(Exercise description): Output each entry that follows exactly. Images stay out.

★ ★ ★

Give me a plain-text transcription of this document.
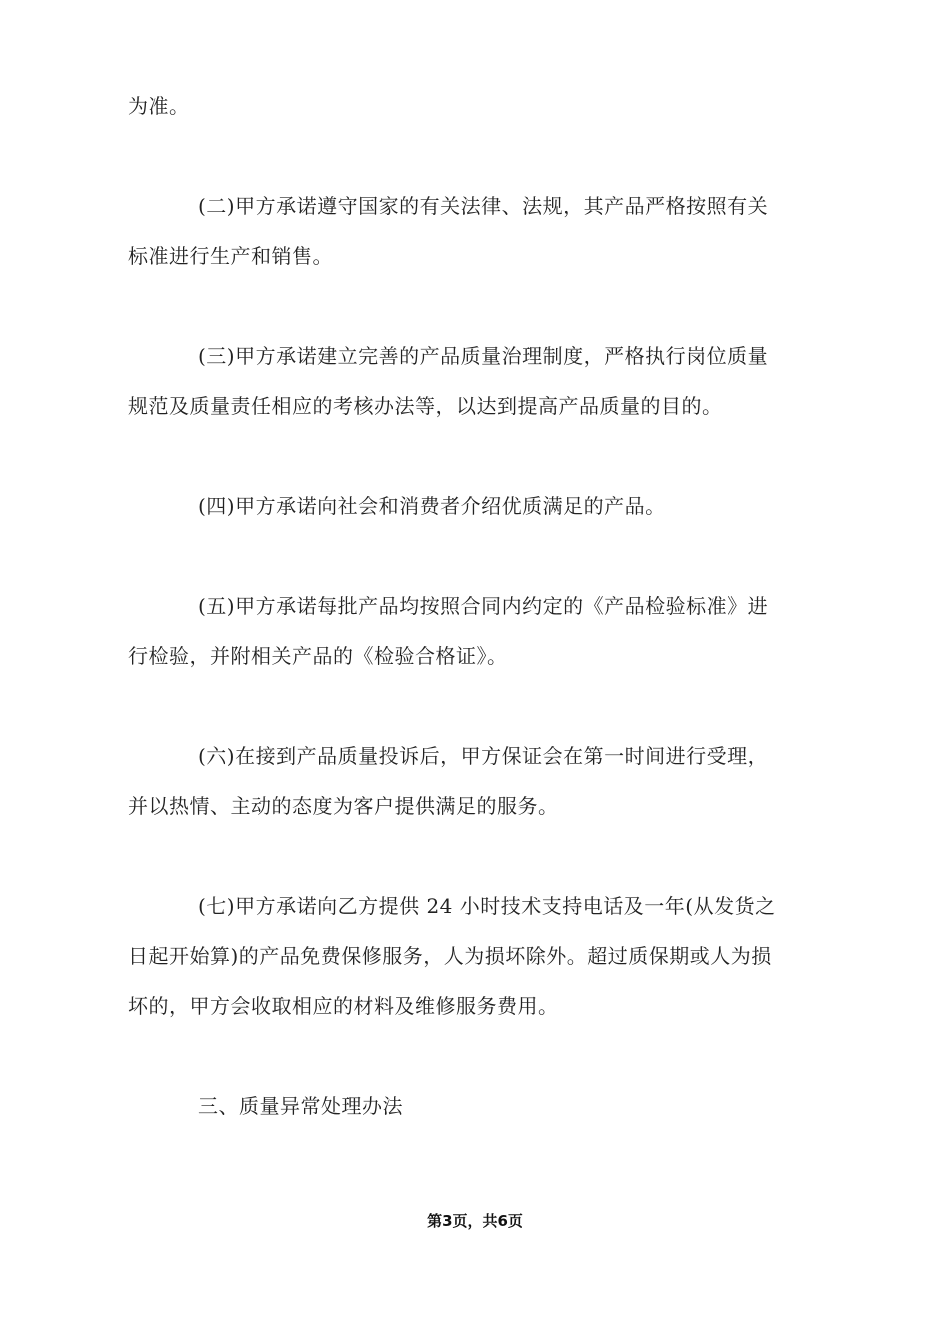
为准。
(二)甲方承诺遵守国家的有关法律、法规，其产品严格按照有关
标准进行生产和销售。
(三)甲方承诺建立完善的产品质量治理制度，严格执行岗位质量
规范及质量责任相应的考核办法等，以达到提高产品质量的目的。
(四)甲方承诺向社会和消费者介绍优质满足的产品。
(五)甲方承诺每批产品均按照合同内约定的《产品检验标准》进
行检验，并附相关产品的《检验合格证》。
(六)在接到产品质量投诉后，甲方保证会在第一时间进行受理，
并以热情、主动的态度为客户提供满足的服务。
(七)甲方承诺向乙方提供 24 小时技术支持电话及一年(从发货之
日起开始算)的产品免费保修服务，人为损坏除外。超过质保期或人为损
坏的，甲方会收取相应的材料及维修服务费用。
三、质量异常处理办法
第3页，共6页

★ ★ ★

(Exercise response):
Give me a plain-text transcription of this document.
为准。
(二)甲方承诺遵守国家的有关法律、法规，其产品严格按照有关
标准进行生产和销售。
(三)甲方承诺建立完善的产品质量治理制度，严格执行岗位质量
规范及质量责任相应的考核办法等，以达到提高产品质量的目的。
(四)甲方承诺向社会和消费者介绍优质满足的产品。
(五)甲方承诺每批产品均按照合同内约定的《产品检验标准》进
行检验，并附相关产品的《检验合格证》。
(六)在接到产品质量投诉后，甲方保证会在第一时间进行受理，
并以热情、主动的态度为客户提供满足的服务。
(七)甲方承诺向乙方提供 24 小时技术支持电话及一年(从发货之
日起开始算)的产品免费保修服务，人为损坏除外。超过质保期或人为损
坏的，甲方会收取相应的材料及维修服务费用。
三、质量异常处理办法
第3页，共6页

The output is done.